◆ **Task goal**
Below are the records; reproduce all of them exactly but without any images.

◆ **Supplied records**

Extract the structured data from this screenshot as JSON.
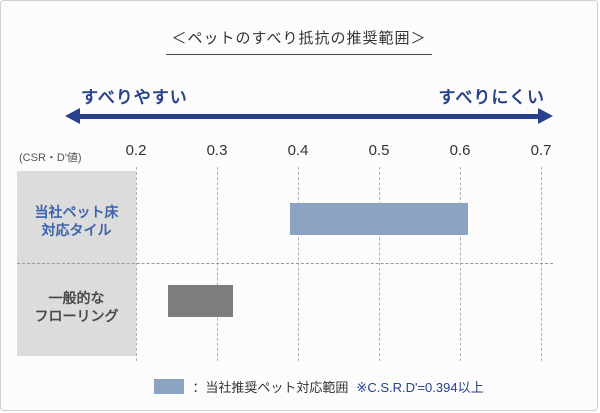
{
  "title": "＜ペットのすべり抵抗の推奨範囲＞",
  "arrow": {
    "left_label": "すべりやすい",
    "right_label": "すべりにくい",
    "color": "#27418c"
  },
  "axis": {
    "unit_label": "(CSR・D'値)",
    "ticks": [
      "0.2",
      "0.3",
      "0.4",
      "0.5",
      "0.6",
      "0.7"
    ]
  },
  "chart_data": {
    "type": "bar",
    "orientation": "horizontal",
    "title": "＜ペットのすべり抵抗の推奨範囲＞",
    "xlabel": "(CSR・D'値)",
    "xlim": [
      0.2,
      0.7
    ],
    "x_ticks": [
      0.2,
      0.3,
      0.4,
      0.5,
      0.6,
      0.7
    ],
    "grid": "dashed-vertical",
    "series": [
      {
        "key": "pet-tile",
        "name": "当社ペット床対応タイル",
        "label_lines": [
          "当社ペット床",
          "対応タイル"
        ],
        "label_color": "#3d63ad",
        "range": [
          0.39,
          0.61
        ],
        "color": "#8ca3c3"
      },
      {
        "key": "flooring",
        "name": "一般的なフローリング",
        "label_lines": [
          "一般的な",
          "フローリング"
        ],
        "label_color": "#4a4a4a",
        "range": [
          0.24,
          0.32
        ],
        "color": "#7d7d7d"
      }
    ]
  },
  "legend": {
    "swatch_color": "#8ca3c3",
    "label": "：当社推奨ペット対応範囲",
    "note": "※C.S.R.D'=0.394以上"
  },
  "colors": {
    "background": "#fcfcfc",
    "frame_border": "#cfcfcf",
    "category_column": "#dcdcdc",
    "gridline": "#b0b0b0",
    "accent_navy": "#27418c"
  }
}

◆ **Exercise answer**
Extract the structured data from this screenshot as JSON.
{
  "title": "＜ペットのすべり抵抗の推奨範囲＞",
  "arrow": {
    "left_label": "すべりやすい",
    "right_label": "すべりにくい",
    "color": "#27418c"
  },
  "axis": {
    "unit_label": "(CSR・D'値)",
    "ticks": [
      "0.2",
      "0.3",
      "0.4",
      "0.5",
      "0.6",
      "0.7"
    ]
  },
  "chart_data": {
    "type": "bar",
    "orientation": "horizontal",
    "title": "＜ペットのすべり抵抗の推奨範囲＞",
    "xlabel": "(CSR・D'値)",
    "xlim": [
      0.2,
      0.7
    ],
    "x_ticks": [
      0.2,
      0.3,
      0.4,
      0.5,
      0.6,
      0.7
    ],
    "grid": "dashed-vertical",
    "series": [
      {
        "key": "pet-tile",
        "name": "当社ペット床対応タイル",
        "label_lines": [
          "当社ペット床",
          "対応タイル"
        ],
        "label_color": "#3d63ad",
        "range": [
          0.39,
          0.61
        ],
        "color": "#8ca3c3"
      },
      {
        "key": "flooring",
        "name": "一般的なフローリング",
        "label_lines": [
          "一般的な",
          "フローリング"
        ],
        "label_color": "#4a4a4a",
        "range": [
          0.24,
          0.32
        ],
        "color": "#7d7d7d"
      }
    ]
  },
  "legend": {
    "swatch_color": "#8ca3c3",
    "label": "：当社推奨ペット対応範囲",
    "note": "※C.S.R.D'=0.394以上"
  },
  "colors": {
    "background": "#fcfcfc",
    "frame_border": "#cfcfcf",
    "category_column": "#dcdcdc",
    "gridline": "#b0b0b0",
    "accent_navy": "#27418c"
  }
}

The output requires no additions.